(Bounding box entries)
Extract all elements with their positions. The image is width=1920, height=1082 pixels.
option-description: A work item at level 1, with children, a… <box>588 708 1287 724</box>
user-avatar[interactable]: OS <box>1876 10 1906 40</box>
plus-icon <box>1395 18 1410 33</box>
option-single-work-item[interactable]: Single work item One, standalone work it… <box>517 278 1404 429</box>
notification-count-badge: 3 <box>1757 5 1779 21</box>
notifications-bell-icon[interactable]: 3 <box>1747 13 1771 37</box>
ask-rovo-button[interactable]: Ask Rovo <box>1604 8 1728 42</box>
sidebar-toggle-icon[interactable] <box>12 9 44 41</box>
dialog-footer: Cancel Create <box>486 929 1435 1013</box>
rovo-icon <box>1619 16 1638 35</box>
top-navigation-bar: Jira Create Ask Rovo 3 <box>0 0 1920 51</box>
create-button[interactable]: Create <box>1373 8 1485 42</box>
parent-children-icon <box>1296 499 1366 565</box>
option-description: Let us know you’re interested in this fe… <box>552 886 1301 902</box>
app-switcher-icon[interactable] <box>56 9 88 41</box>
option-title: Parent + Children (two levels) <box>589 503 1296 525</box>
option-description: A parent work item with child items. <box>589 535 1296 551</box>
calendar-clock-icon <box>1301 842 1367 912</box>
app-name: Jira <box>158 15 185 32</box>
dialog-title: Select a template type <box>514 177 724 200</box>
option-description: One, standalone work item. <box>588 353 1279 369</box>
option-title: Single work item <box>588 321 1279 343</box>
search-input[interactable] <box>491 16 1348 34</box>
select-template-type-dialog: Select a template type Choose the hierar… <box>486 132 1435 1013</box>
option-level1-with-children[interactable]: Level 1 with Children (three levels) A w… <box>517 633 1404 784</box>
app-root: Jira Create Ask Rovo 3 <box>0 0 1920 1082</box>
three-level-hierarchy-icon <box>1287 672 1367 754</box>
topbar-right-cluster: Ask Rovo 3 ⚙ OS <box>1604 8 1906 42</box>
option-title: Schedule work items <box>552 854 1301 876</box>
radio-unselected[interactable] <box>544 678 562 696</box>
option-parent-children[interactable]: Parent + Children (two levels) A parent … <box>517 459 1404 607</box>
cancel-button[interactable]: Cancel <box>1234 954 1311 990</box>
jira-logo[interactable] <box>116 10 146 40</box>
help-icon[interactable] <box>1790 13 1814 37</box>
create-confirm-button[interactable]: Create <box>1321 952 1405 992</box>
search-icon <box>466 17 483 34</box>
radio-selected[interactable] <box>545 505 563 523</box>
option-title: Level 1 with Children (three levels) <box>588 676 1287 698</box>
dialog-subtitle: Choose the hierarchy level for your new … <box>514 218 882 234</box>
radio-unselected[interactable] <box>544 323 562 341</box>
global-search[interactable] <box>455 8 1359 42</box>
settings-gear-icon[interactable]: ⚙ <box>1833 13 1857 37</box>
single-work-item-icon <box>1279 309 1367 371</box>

== Exercise objective ==
Convert these lines into a Markdown table with the columns "Row" and "Line", numbering each line and omitting blank lines.

== Answer for the task ==
| Row | Line |
|---|---|
| 1 | Extract all elements with their positions. The image is width=1920, height=1082 pixels. |
| 2 | option-description: A work item at level 1, with children, a… <box>588 708 1287 724</box> |
| 3 | user-avatar[interactable]: OS <box>1876 10 1906 40</box> |
| 4 | plus-icon <box>1395 18 1410 33</box> |
| 5 | option-single-work-item[interactable]: Single work item One, standalone work it… <box>517 278 1404 429</box> |
| 6 | notification-count-badge: 3 <box>1757 5 1779 21</box> |
| 7 | notifications-bell-icon[interactable]: 3 <box>1747 13 1771 37</box> |
| 8 | ask-rovo-button[interactable]: Ask Rovo <box>1604 8 1728 42</box> |
| 9 | sidebar-toggle-icon[interactable] <box>12 9 44 41</box> |
| 10 | dialog-footer: Cancel Create <box>486 929 1435 1013</box> |
| 11 | rovo-icon <box>1619 16 1638 35</box> |
| 12 | top-navigation-bar: Jira Create Ask Rovo 3 <box>0 0 1920 51</box> |
| 13 | create-button[interactable]: Create <box>1373 8 1485 42</box> |
| 14 | parent-children-icon <box>1296 499 1366 565</box> |
| 15 | option-description: Let us know you’re interested in this fe… <box>552 886 1301 902</box> |
| 16 | app-switcher-icon[interactable] <box>56 9 88 41</box> |
| 17 | option-title: Parent + Children (two levels) <box>589 503 1296 525</box> |
| 18 | option-description: A parent work item with child items. <box>589 535 1296 551</box> |
| 19 | calendar-clock-icon <box>1301 842 1367 912</box> |
| 20 | app-name: Jira <box>158 15 185 32</box> |
| 21 | dialog-title: Select a template type <box>514 177 724 200</box> |
| 22 | option-description: One, standalone work item. <box>588 353 1279 369</box> |
| 23 | option-title: Single work item <box>588 321 1279 343</box> |
| 24 | search-input[interactable] <box>491 16 1348 34</box> |
| 25 | select-template-type-dialog: Select a template type Choose the hierar… <box>486 132 1435 1013</box> |
| 26 | option-level1-with-children[interactable]: Level 1 with Children (three levels) A w… <box>517 633 1404 784</box> |
| 27 | app-root: Jira Create Ask Rovo 3 <box>0 0 1920 1082</box> |
| 28 | three-level-hierarchy-icon <box>1287 672 1367 754</box> |
| 29 | topbar-right-cluster: Ask Rovo 3 ⚙ OS <box>1604 8 1906 42</box> |
| 30 | option-title: Schedule work items <box>552 854 1301 876</box> |
| 31 | radio-unselected[interactable] <box>544 678 562 696</box> |
| 32 | option-parent-children[interactable]: Parent + Children (two levels) A parent … <box>517 459 1404 607</box> |
| 33 | cancel-button[interactable]: Cancel <box>1234 954 1311 990</box> |
| 34 | jira-logo[interactable] <box>116 10 146 40</box> |
| 35 | help-icon[interactable] <box>1790 13 1814 37</box> |
| 36 | create-confirm-button[interactable]: Create <box>1321 952 1405 992</box> |
| 37 | search-icon <box>466 17 483 34</box> |
| 38 | radio-selected[interactable] <box>545 505 563 523</box> |
| 39 | option-title: Level 1 with Children (three levels) <box>588 676 1287 698</box> |
| 40 | dialog-subtitle: Choose the hierarchy level for your new … <box>514 218 882 234</box> |
| 41 | radio-unselected[interactable] <box>544 323 562 341</box> |
| 42 | global-search[interactable] <box>455 8 1359 42</box> |
| 43 | settings-gear-icon[interactable]: ⚙ <box>1833 13 1857 37</box> |
| 44 | single-work-item-icon <box>1279 309 1367 371</box> |